* Items *
▬▬▬▬▬▬

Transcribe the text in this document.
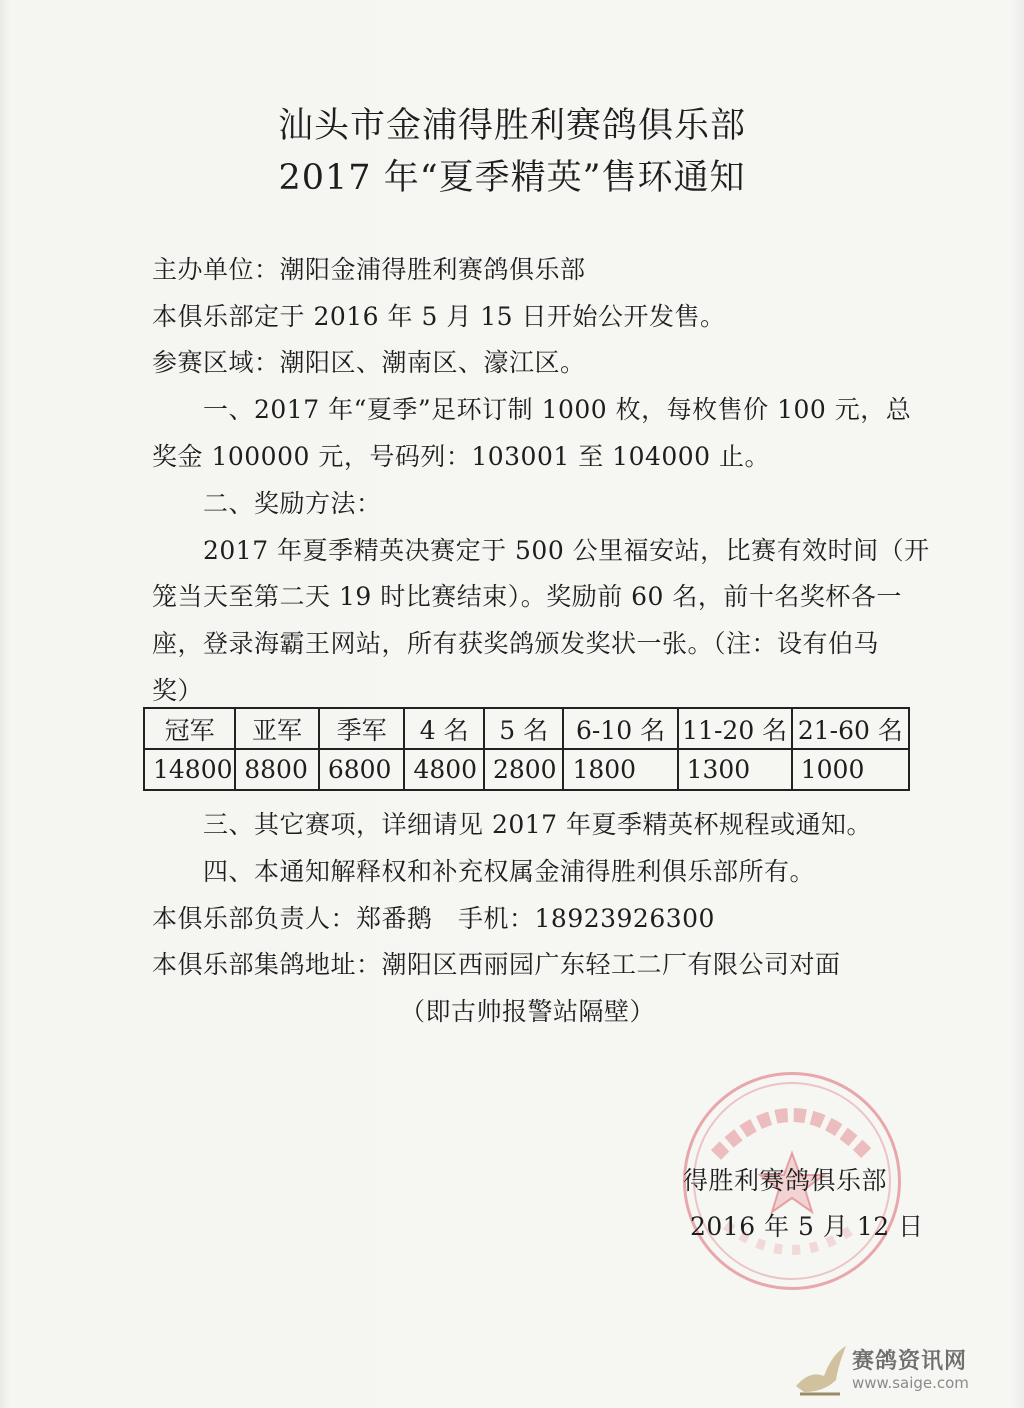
汕头市金浦得胜利赛鸽俱乐部
2017 年“夏季精英”售环通知
主办单位：潮阳金浦得胜利赛鸽俱乐部
本俱乐部定于 2016 年 5 月 15 日开始公开发售。
参赛区域：潮阳区、潮南区、濠江区。
一、2017 年“夏季”足环订制 1000 枚，每枚售价 100 元，总
奖金 100000 元，号码列：103001 至 104000 止。
二、奖励方法：
2017 年夏季精英决赛定于 500 公里福安站，比赛有效时间（开
笼当天至第二天 19 时比赛结束）。奖励前 60 名，前十名奖杯各一
座，登录海霸王网站，所有获奖鸽颁发奖状一张。（注：设有伯马
奖）
冠军	亚军	季军	4 名	5 名	6-10 名	11-20 名	21-60 名
14800	8800	6800	4800	2800	1800	1300	1000
三、其它赛项，详细请见 2017 年夏季精英杯规程或通知。
四、本通知解释权和补充权属金浦得胜利俱乐部所有。
本俱乐部负责人：郑番鹅　手机：18923926300
本俱乐部集鸽地址：潮阳区西丽园广东轻工二厂有限公司对面
（即古帅报警站隔壁）
得胜利赛鸽俱乐部
2016 年 5 月 12 日
赛鸽资讯网
www.saige.com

▬▬▬▬▬▬

* Goal *
Repeat every record above exactly, but leave out any pictures.

* Task output *
Transcribe the text in this document.
汕头市金浦得胜利赛鸽俱乐部
2017 年“夏季精英”售环通知
主办单位：潮阳金浦得胜利赛鸽俱乐部
本俱乐部定于 2016 年 5 月 15 日开始公开发售。
参赛区域：潮阳区、潮南区、濠江区。
一、2017 年“夏季”足环订制 1000 枚，每枚售价 100 元，总
奖金 100000 元，号码列：103001 至 104000 止。
二、奖励方法：
2017 年夏季精英决赛定于 500 公里福安站，比赛有效时间（开
笼当天至第二天 19 时比赛结束）。奖励前 60 名，前十名奖杯各一
座，登录海霸王网站，所有获奖鸽颁发奖状一张。（注：设有伯马
奖）
冠军	亚军	季军	4 名	5 名	6-10 名	11-20 名	21-60 名
14800	8800	6800	4800	2800	1800	1300	1000
三、其它赛项，详细请见 2017 年夏季精英杯规程或通知。
四、本通知解释权和补充权属金浦得胜利俱乐部所有。
本俱乐部负责人：郑番鹅　手机：18923926300
本俱乐部集鸽地址：潮阳区西丽园广东轻工二厂有限公司对面
（即古帅报警站隔壁）
得胜利赛鸽俱乐部
2016 年 5 月 12 日
赛鸽资讯网
www.saige.com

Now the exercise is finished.